» **Problem**
Produce an exact transcription of the listing below, omitting the pictures.

Recorded data:
--- BEGIN ---

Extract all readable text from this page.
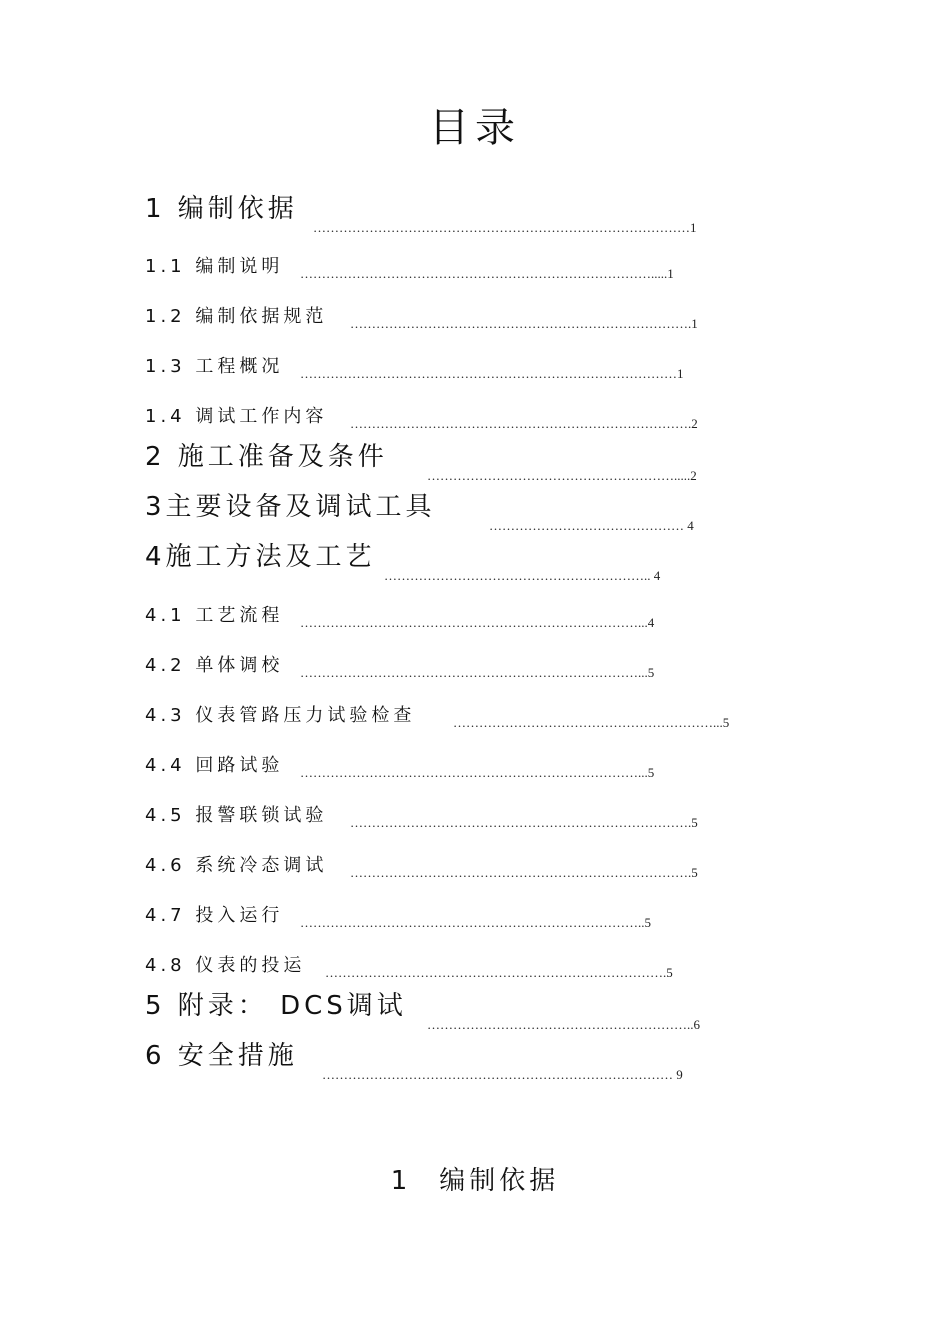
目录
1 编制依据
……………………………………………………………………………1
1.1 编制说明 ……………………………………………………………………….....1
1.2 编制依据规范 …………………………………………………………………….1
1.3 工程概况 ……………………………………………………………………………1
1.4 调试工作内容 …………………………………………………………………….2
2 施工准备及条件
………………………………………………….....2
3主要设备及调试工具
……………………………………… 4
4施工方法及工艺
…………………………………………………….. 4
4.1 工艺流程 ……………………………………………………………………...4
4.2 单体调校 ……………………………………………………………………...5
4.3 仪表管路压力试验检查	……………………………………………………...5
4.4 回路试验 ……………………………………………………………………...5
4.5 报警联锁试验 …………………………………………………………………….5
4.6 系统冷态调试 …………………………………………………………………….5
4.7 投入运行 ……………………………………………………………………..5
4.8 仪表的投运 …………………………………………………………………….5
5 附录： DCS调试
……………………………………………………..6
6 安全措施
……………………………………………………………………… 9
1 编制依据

--- END ---

» **Response to this task**
Extract all readable text from this page.
目录
1 编制依据
……………………………………………………………………………1
1.1 编制说明 ……………………………………………………………………….....1
1.2 编制依据规范 …………………………………………………………………….1
1.3 工程概况 ……………………………………………………………………………1
1.4 调试工作内容 …………………………………………………………………….2
2 施工准备及条件
………………………………………………….....2
3主要设备及调试工具
……………………………………… 4
4施工方法及工艺
…………………………………………………….. 4
4.1 工艺流程 ……………………………………………………………………...4
4.2 单体调校 ……………………………………………………………………...5
4.3 仪表管路压力试验检查	……………………………………………………...5
4.4 回路试验 ……………………………………………………………………...5
4.5 报警联锁试验 …………………………………………………………………….5
4.6 系统冷态调试 …………………………………………………………………….5
4.7 投入运行 ……………………………………………………………………..5
4.8 仪表的投运 …………………………………………………………………….5
5 附录： DCS调试
……………………………………………………..6
6 安全措施
……………………………………………………………………… 9
1 编制依据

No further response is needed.